> **SET EXERCISE**
Read the records and gather each line that includes "годам".

> **DATA SECTION**
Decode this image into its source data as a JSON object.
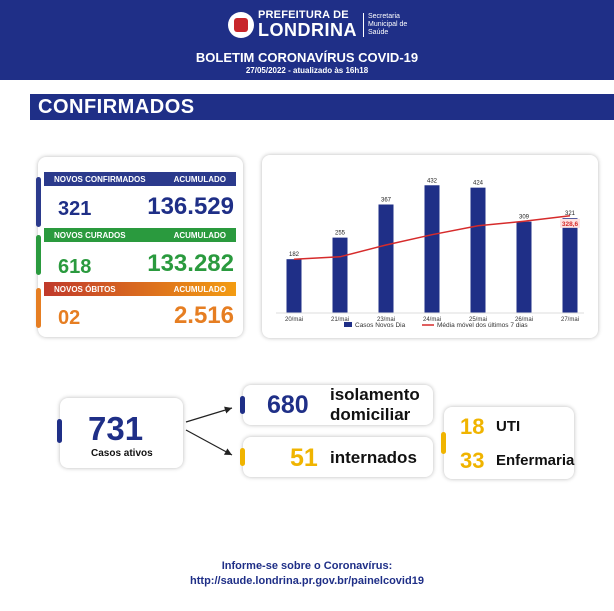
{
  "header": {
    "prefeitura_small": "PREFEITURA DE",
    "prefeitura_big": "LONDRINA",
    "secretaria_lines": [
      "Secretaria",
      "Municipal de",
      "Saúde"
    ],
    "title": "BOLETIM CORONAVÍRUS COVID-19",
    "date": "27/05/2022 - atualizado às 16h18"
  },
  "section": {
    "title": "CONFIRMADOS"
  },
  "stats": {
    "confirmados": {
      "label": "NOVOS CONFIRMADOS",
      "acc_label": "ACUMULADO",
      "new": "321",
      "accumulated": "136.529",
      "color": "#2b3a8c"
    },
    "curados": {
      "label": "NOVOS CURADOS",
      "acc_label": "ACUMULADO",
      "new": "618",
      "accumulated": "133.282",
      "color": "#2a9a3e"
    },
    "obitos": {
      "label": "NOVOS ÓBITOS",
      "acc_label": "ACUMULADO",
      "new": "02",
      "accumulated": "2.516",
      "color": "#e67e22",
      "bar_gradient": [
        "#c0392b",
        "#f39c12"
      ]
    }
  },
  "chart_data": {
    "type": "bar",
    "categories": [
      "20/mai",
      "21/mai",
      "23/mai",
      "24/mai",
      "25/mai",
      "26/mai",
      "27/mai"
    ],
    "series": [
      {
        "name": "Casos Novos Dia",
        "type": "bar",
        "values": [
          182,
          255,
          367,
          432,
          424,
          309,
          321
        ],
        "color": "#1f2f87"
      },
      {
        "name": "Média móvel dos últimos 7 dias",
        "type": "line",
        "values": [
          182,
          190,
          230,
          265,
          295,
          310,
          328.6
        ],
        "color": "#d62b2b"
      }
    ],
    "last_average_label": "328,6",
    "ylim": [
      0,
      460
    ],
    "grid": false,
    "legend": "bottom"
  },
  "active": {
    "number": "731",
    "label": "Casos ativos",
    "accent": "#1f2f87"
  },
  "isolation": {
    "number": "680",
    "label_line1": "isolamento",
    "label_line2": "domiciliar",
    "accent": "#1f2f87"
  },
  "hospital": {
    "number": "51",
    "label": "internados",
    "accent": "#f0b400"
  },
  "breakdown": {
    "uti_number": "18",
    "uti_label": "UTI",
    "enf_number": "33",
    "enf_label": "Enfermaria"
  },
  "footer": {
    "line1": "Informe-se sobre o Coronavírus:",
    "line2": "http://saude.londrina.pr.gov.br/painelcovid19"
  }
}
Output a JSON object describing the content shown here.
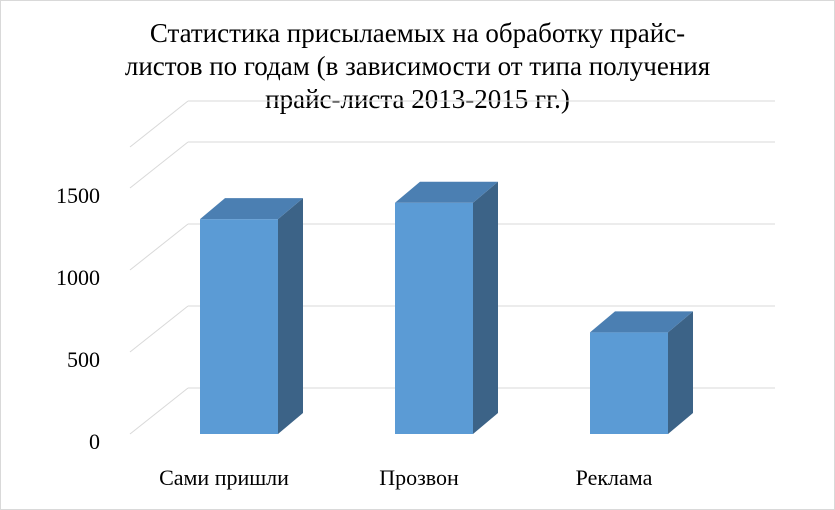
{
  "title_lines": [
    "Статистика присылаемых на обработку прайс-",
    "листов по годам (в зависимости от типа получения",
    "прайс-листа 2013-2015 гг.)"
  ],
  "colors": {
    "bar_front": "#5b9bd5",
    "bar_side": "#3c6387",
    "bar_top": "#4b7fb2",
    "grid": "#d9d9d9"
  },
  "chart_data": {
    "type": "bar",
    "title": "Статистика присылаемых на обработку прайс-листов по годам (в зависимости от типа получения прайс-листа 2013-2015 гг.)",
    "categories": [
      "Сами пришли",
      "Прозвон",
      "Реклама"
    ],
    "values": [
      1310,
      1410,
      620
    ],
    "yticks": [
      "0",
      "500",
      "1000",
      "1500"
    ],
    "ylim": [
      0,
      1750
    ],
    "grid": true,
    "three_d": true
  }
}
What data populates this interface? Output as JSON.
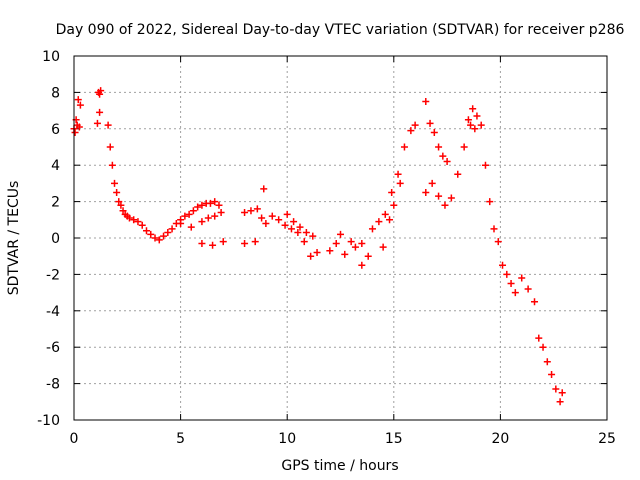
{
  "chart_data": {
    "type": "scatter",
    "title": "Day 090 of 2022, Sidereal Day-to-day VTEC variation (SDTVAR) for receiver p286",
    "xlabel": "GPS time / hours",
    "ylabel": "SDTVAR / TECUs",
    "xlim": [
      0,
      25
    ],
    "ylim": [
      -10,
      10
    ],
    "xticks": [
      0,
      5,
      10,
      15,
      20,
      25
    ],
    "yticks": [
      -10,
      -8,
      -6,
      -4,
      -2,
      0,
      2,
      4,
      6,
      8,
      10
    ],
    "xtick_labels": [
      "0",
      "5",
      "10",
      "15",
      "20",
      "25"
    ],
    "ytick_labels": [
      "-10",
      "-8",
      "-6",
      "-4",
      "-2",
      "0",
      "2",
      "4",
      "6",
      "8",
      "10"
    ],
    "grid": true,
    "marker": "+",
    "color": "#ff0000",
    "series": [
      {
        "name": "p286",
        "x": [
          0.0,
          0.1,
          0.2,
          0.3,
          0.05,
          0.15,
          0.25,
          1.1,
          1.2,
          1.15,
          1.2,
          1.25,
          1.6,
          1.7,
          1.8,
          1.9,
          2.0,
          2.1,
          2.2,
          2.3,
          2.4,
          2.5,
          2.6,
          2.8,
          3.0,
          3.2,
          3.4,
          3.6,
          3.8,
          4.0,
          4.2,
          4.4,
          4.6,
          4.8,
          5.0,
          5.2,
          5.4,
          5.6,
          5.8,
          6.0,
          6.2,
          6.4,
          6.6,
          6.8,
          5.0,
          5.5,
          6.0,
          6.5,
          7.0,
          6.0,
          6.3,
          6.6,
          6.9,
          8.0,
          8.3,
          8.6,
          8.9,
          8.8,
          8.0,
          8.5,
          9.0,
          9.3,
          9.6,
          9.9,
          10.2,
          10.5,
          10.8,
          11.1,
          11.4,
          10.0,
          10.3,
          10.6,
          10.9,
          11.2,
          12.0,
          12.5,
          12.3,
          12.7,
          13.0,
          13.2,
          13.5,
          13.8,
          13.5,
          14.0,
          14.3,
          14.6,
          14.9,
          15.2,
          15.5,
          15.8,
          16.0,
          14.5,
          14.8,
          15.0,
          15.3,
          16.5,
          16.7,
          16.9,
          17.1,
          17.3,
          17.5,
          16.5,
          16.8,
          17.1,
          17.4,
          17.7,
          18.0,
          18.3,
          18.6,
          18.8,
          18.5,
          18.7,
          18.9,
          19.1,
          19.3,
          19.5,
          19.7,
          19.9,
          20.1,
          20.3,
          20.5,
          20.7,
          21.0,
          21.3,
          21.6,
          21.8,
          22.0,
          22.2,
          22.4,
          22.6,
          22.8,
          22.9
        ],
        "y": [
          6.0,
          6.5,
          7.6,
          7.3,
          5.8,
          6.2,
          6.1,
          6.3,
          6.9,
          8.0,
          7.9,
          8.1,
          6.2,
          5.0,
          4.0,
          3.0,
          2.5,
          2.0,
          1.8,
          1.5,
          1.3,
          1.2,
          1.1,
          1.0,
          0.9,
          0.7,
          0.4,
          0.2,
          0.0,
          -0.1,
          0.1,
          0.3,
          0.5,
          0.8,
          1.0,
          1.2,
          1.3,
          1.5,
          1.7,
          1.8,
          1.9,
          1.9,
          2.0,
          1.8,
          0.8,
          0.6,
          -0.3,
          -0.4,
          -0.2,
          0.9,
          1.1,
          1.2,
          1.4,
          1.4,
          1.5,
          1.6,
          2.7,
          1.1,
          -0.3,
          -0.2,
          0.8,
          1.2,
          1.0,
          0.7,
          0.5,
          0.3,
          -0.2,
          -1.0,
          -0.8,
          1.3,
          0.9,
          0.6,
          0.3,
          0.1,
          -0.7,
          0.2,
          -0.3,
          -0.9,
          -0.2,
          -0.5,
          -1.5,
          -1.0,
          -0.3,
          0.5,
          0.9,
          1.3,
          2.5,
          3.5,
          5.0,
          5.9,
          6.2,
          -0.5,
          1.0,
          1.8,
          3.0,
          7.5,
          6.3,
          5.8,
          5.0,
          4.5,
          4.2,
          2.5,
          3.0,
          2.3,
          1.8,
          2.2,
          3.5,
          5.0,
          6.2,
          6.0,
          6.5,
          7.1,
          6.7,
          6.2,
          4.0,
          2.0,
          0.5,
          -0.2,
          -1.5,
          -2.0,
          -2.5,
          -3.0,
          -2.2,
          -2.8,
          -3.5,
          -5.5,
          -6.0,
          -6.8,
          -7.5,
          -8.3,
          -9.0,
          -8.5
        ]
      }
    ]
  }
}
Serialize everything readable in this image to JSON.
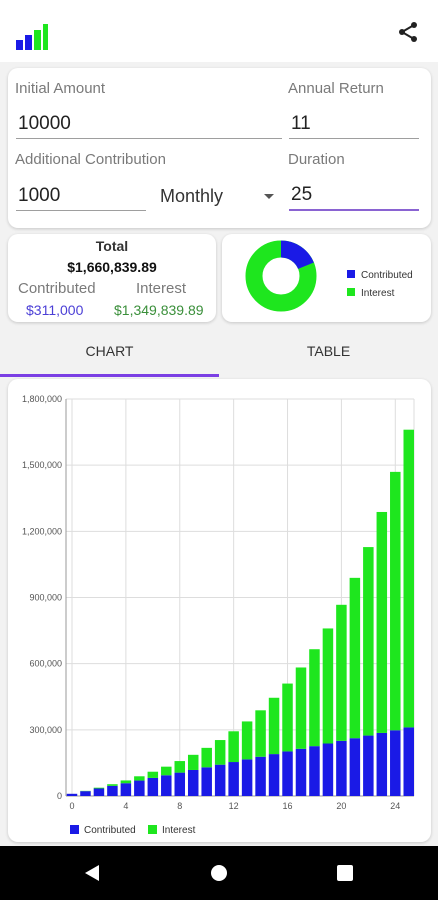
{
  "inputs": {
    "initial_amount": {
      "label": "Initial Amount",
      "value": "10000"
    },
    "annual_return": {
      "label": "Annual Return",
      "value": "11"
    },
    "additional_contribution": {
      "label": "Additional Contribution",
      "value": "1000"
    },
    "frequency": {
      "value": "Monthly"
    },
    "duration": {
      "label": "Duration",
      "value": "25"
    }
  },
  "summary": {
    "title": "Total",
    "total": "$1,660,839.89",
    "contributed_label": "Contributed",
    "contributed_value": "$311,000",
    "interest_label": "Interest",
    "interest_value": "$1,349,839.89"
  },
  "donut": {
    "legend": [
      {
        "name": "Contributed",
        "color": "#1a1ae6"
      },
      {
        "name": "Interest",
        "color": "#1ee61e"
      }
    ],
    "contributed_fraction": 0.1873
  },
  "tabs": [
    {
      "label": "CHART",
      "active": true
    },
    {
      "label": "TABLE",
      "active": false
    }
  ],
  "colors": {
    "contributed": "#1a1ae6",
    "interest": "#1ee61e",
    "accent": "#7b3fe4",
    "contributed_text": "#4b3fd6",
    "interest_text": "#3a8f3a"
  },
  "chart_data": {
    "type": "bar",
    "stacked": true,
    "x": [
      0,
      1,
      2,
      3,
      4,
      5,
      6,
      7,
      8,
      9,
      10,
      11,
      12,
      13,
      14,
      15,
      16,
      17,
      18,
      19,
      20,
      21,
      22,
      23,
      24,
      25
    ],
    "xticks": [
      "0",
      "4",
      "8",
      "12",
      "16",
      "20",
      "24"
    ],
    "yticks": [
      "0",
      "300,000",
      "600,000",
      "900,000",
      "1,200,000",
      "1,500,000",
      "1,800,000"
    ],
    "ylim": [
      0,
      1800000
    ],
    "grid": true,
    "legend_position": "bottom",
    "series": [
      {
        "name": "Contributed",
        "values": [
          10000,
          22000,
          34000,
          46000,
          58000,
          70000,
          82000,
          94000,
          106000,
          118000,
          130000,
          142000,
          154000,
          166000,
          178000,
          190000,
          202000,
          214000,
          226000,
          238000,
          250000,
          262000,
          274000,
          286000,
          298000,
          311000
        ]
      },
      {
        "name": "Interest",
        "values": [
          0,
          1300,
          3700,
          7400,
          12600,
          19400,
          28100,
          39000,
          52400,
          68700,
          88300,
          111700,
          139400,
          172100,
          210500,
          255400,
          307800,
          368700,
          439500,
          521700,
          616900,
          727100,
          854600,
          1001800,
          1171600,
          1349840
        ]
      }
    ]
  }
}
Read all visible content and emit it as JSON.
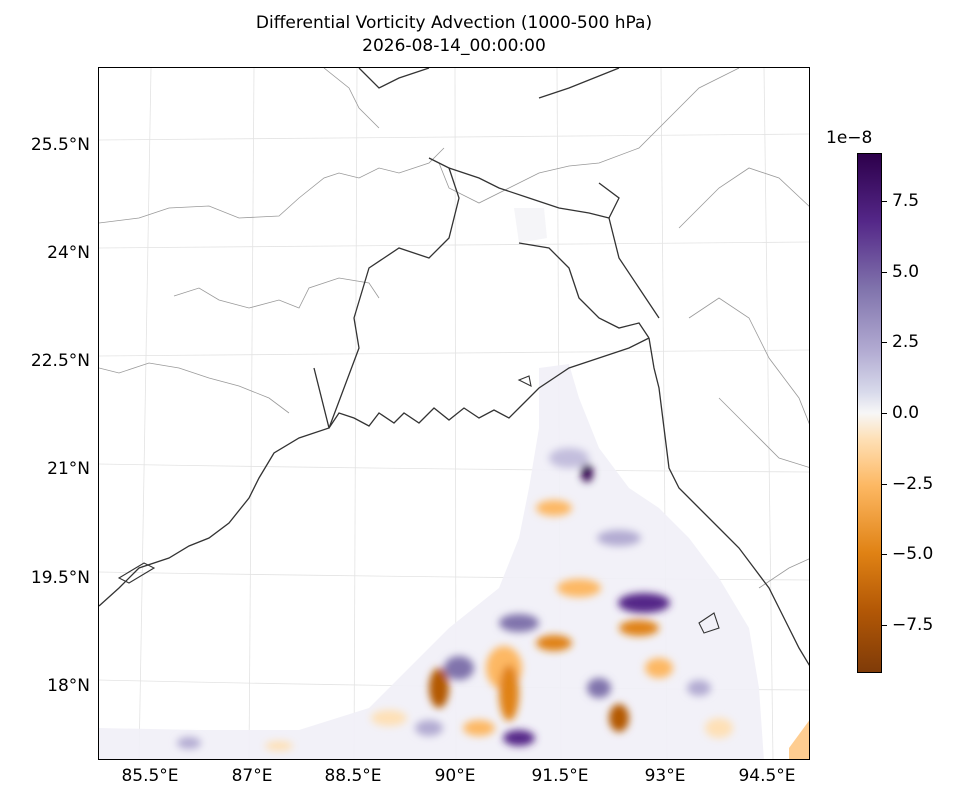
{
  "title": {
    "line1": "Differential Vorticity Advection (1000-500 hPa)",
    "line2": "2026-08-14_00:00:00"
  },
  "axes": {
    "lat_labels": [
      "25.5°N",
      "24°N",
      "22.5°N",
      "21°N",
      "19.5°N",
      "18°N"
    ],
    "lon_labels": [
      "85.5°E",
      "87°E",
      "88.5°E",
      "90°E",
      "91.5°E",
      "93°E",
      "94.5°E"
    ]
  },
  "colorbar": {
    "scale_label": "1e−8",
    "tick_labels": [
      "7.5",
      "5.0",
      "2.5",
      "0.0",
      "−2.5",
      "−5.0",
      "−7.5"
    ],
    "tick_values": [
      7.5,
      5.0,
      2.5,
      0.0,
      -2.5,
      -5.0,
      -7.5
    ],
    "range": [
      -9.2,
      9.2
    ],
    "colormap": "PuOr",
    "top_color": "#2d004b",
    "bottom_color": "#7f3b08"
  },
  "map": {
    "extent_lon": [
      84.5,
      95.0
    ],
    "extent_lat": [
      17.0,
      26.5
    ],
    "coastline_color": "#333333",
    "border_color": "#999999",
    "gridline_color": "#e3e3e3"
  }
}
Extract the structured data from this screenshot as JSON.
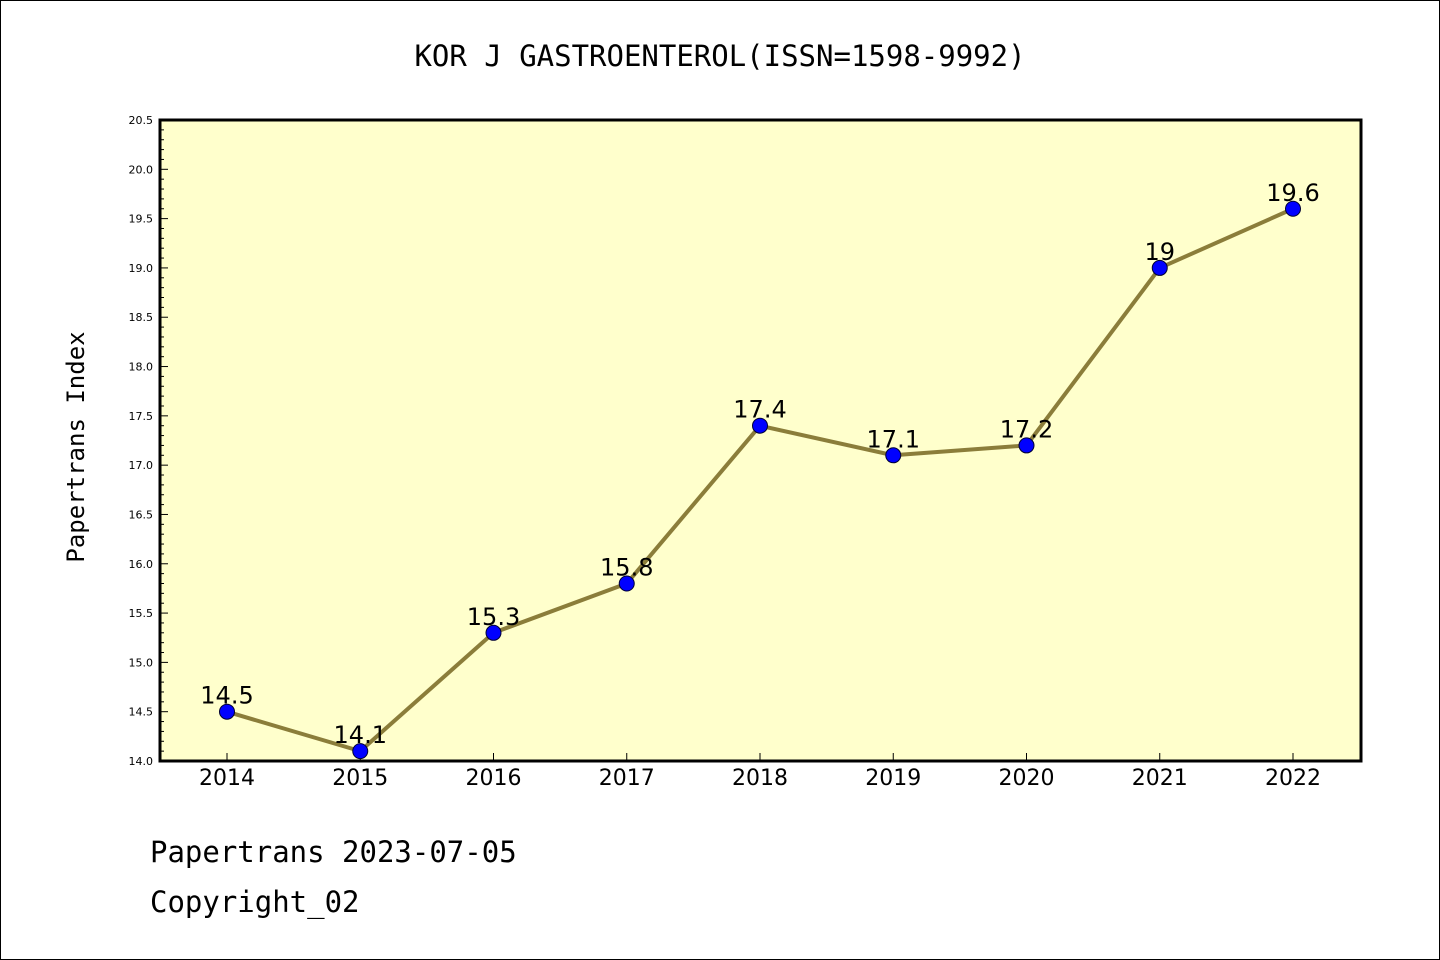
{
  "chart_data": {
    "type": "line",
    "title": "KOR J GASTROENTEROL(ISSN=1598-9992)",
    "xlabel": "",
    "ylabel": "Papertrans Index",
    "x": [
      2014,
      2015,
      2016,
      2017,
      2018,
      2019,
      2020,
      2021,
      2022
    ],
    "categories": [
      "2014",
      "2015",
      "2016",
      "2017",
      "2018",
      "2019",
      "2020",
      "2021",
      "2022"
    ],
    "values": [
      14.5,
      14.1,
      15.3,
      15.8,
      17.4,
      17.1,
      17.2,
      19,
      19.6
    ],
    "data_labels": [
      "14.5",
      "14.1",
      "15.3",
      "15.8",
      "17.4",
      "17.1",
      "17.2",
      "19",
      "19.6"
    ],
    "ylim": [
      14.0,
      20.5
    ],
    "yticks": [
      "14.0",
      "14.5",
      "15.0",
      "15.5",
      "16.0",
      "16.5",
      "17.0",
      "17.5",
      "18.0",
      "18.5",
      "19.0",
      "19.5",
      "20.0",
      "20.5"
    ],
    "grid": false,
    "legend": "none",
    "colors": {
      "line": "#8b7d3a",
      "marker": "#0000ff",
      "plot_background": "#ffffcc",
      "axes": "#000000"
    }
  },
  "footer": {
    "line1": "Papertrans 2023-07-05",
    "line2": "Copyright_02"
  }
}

> **TASK SOLUTION**
    "листов по годам (в зависимости от типа получения",
    "title": "Статистика присылаемых на обработку прайс-листов по годам (в зависимости от типа получения прайс-листа 2013-2015 гг.)",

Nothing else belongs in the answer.